* **Provided records**:

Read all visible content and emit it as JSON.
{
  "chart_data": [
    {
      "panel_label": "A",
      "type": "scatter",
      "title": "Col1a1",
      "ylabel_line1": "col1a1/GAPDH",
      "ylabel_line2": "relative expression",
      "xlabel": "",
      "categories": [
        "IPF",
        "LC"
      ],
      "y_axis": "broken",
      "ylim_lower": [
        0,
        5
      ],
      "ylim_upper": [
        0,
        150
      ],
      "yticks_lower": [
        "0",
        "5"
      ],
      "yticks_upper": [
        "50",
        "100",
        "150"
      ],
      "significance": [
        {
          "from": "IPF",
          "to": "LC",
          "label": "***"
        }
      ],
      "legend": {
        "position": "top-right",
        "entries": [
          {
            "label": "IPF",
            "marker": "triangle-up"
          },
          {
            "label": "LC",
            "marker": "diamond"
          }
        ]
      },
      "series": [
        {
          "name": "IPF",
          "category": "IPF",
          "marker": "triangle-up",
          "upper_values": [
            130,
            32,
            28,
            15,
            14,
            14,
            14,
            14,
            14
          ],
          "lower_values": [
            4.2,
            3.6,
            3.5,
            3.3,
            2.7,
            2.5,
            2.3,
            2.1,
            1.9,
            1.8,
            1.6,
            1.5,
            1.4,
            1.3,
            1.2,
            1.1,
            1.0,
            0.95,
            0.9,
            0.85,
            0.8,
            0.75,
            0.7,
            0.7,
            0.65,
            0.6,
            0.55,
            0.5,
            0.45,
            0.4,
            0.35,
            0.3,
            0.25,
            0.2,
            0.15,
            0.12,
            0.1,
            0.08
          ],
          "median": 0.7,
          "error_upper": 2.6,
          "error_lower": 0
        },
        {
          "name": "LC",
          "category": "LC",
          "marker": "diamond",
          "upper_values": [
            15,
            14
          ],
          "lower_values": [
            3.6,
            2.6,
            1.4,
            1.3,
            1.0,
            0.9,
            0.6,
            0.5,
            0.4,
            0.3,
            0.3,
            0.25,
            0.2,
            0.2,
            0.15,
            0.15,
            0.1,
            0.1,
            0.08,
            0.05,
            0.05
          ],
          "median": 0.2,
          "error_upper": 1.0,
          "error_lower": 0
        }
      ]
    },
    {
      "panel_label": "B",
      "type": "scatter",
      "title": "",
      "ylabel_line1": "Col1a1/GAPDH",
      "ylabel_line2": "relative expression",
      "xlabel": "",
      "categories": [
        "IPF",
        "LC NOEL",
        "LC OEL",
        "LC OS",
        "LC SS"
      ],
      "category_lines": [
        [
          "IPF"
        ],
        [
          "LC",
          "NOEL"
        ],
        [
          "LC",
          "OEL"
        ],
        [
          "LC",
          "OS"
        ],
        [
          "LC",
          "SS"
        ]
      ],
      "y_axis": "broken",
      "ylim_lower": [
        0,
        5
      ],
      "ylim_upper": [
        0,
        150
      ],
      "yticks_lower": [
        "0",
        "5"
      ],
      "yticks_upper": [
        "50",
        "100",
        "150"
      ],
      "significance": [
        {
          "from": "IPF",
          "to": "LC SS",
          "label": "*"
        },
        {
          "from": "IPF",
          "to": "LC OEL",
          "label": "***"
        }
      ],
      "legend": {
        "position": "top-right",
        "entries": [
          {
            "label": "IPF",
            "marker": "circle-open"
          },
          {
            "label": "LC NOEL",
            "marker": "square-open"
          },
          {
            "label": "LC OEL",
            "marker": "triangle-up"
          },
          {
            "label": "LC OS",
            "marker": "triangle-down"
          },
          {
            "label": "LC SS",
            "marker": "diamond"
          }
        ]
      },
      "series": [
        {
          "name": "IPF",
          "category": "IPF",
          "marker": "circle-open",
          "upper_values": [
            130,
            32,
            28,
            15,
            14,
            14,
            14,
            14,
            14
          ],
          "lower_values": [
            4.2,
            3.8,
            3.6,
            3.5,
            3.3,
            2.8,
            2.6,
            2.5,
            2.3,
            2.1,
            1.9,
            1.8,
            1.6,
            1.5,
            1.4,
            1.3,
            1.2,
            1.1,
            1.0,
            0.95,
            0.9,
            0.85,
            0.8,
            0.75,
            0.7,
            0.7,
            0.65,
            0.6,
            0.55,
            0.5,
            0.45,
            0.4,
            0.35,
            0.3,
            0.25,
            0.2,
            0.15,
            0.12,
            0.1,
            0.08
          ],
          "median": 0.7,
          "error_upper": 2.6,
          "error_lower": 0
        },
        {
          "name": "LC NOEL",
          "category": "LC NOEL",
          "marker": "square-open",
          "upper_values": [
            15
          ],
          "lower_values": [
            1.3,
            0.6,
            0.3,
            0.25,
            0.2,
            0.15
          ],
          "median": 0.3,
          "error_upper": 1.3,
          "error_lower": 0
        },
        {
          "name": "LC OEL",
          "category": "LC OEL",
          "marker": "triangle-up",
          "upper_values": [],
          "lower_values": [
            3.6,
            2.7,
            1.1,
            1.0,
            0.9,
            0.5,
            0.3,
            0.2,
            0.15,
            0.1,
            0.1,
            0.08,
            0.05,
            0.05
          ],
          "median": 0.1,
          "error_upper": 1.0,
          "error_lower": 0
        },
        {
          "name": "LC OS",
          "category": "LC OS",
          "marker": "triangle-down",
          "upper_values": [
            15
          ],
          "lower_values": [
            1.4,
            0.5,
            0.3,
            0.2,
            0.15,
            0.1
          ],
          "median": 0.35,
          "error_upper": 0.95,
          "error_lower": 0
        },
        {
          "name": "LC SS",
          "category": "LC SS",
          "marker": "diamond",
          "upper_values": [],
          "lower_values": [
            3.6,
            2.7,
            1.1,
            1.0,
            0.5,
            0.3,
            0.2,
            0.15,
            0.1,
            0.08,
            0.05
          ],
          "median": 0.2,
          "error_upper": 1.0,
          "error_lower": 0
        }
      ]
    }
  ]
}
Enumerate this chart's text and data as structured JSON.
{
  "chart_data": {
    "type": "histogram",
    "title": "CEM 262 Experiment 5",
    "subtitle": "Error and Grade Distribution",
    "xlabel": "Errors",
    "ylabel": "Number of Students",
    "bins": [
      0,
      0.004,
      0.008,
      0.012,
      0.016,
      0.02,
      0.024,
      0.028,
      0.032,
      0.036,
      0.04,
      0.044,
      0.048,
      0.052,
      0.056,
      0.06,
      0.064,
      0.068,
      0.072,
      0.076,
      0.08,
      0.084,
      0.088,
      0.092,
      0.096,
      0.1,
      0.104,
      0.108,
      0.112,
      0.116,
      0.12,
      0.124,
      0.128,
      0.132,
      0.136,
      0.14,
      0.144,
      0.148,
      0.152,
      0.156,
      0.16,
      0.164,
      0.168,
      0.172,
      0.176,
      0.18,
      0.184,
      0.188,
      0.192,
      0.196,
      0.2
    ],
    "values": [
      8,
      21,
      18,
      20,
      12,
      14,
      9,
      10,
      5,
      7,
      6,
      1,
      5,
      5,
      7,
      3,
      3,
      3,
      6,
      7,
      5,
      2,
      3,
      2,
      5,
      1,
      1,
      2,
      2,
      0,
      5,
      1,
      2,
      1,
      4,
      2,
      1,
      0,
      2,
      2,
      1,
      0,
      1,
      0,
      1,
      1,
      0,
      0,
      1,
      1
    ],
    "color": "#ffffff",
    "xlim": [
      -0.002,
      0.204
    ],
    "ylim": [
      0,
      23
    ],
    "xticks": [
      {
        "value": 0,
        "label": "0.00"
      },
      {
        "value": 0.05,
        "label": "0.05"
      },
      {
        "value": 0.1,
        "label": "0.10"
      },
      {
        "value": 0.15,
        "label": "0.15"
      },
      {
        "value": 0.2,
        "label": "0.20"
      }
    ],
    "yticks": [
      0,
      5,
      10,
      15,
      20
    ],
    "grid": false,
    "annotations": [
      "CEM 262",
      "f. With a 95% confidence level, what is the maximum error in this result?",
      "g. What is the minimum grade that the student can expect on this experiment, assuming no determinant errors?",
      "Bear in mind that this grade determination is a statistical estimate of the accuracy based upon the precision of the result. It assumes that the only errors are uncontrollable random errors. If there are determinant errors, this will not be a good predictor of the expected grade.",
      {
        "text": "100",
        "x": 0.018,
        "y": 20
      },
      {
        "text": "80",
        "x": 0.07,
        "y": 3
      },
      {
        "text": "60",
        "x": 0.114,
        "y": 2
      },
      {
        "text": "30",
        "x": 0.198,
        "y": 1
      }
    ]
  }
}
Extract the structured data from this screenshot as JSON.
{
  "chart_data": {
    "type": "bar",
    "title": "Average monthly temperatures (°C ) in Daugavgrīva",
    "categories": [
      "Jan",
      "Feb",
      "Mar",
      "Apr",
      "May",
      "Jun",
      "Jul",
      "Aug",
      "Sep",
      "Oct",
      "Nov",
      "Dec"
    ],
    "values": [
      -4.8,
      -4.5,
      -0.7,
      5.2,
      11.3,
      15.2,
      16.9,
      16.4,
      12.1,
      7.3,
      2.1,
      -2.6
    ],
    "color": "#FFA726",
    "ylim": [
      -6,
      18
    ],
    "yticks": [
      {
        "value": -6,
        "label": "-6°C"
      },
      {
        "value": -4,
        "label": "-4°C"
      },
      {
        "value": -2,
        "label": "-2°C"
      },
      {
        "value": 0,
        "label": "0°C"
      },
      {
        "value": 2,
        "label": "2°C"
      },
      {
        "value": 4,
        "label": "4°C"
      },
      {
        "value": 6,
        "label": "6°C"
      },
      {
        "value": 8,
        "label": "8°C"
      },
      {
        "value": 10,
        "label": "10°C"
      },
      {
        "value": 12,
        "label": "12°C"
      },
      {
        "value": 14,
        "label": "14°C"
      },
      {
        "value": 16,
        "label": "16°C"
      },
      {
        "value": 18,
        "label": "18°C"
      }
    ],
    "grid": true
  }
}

* **Exercise instructions**: Return every line from the records above that holds the word "text".

* **Response for this exercise**:
Enumerate this chart's text and data as structured JSON.
        "text": "100",
        "text": "80",
        "text": "60",
        "text": "30",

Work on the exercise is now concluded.